EXERCISE GOAL:
Repeat word for word everything in the advance ruling summary from "Hon’ble AAR held" down to "kitchen & bathrooms.".
____ SOURCE DOCUMENT
Deduction made by the applicant from employees for canteen services is not supply and ITC will be available for obligatory canteen services

Deduction made by the applicant from employees for canteen services is not supply and ITC will be available for obligatory canteen services

Held by Hon’ble Authority of Advance Ruling, Gujarat

In the matter of

Kohler India Corporation Pvt Ltd. (GST AAR Gujarat) (GUI/GAAR/R/2024/03 dated 5th Jan, 2024)

The Kohler India Corporation Private Limited (“The Applicant ”) was mandatorily required to provide a canteen facility to the workers. The Applicant entered into a contract with Canteen service provider wherein invoice is raised by the CSP in the name of the applicant. Cost of CSP is borne by the applicant partially and the balance amount is recovered from the employees by way of deduction from salary. The amount is collected by the applicant from the employees without any commercial objective, i.e., without any profit markups. The question before Hon’ble AAR is Whether the subsidized deduction made by the applicant from the employees would be considered as ‘supply’ under CGST Act. Further, whether the applicant is entitled to claim ITC on invoice raised by the CSP.

Hon’ble AAR held as per Circular No. 172/04/2022-GST, it is clarified that perquisites provided by the ’employer’ to the ’employee’ in terms of contractual agreement entered into between the employer and the employee, will not be subjected to GST when the same are provided in terms of the contract between the employer and employee. Therefore, deduction made by the applicant from the employees would not be considered as a ‘supply” under the CGST Act. Further, canteen facilities are obligatorily to be provided under the Factories Act, 1948. Therefore, ITC on GST charged by the CSP will be restricted to the extent of cost borne by the appellant only. 

1. Brief facts of the Case

  • M/s Kohler India Corporation Private Limited (“The Applicant”) is engaged in the manufacturing of plumbing products for kitchen & bathrooms. 
  • As per the Factories Act, 1948, the applicant is mandatorily required to provide canteen facilities to its workers.
  • To comply with this requirement, the applicant entered into a contract with a canteen service provider (‘CSP’) to provide canteen facilities to their workers at their factory premises.
  • The CSP raises the invoice on the applicant for canteen charges alongwith GST. The invoice is raised based on the number of employees who avail the canteen facility.
  • Canteen charges are partially paid by the applicant and remaining part is recovered from the employees by way of deduction from salaries.
  • The amount is collected by the applicant without any commercial objective, i.e., without any profit markups.
________
____ SUPPLIED DATA
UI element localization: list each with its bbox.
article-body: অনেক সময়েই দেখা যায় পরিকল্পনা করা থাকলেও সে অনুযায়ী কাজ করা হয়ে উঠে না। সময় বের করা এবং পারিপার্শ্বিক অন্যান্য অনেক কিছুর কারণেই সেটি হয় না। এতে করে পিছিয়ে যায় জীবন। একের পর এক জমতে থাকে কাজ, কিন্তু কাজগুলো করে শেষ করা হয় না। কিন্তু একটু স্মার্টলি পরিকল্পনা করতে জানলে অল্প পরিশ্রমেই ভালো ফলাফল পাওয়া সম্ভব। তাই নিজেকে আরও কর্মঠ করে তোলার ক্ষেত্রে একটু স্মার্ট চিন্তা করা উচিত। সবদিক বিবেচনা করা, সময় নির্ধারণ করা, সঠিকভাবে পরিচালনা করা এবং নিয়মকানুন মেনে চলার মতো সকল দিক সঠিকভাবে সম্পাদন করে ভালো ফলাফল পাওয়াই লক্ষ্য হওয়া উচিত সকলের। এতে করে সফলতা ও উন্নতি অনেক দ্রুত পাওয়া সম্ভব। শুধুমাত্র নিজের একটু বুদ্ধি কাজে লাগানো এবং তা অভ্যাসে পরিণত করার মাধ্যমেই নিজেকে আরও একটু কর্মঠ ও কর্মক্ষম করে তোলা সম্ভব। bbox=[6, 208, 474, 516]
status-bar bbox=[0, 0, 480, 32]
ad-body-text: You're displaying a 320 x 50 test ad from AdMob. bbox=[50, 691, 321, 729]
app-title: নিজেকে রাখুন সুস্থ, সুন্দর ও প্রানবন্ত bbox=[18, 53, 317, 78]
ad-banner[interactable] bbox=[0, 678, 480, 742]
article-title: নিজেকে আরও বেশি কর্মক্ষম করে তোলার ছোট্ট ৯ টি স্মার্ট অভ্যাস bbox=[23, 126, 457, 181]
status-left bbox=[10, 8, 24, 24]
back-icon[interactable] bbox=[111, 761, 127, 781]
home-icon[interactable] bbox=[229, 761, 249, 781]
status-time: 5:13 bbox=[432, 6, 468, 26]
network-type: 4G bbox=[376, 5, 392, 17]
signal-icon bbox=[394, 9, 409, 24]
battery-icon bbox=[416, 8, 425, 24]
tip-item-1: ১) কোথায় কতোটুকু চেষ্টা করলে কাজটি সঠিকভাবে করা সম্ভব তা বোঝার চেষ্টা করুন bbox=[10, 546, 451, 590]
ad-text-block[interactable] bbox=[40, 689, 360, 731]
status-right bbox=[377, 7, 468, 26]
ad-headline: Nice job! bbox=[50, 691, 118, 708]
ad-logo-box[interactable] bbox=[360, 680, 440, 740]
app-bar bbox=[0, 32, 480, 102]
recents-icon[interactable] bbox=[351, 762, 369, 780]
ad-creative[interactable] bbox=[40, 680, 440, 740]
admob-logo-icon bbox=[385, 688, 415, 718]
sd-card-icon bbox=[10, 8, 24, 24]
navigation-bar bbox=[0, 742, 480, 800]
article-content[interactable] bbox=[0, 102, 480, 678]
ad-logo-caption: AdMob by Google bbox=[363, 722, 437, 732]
________
ANSWER SECTION:
Hon’ble AAR held as per Circular No. 172/04/2022-GST, it is clarified that perquisites provided by the ’employer’ to the ’employee’ in terms of contractual agreement entered into between the employer and the employee, will not be subjected to GST when the same are provided in terms of the contract between the employer and employee. Therefore, deduction made by the applicant from the employees would not be considered as a ‘supply” under the CGST Act. Further, canteen facilities are obligatorily to be provided under the Factories Act, 1948. Therefore, ITC on GST charged by the CSP will be restricted to the extent of cost borne by the appellant only. 

1. Brief facts of the Case

  • M/s Kohler India Corporation Private Limited (“The Applicant”) is engaged in the manufacturing of plumbing products for kitchen & bathrooms.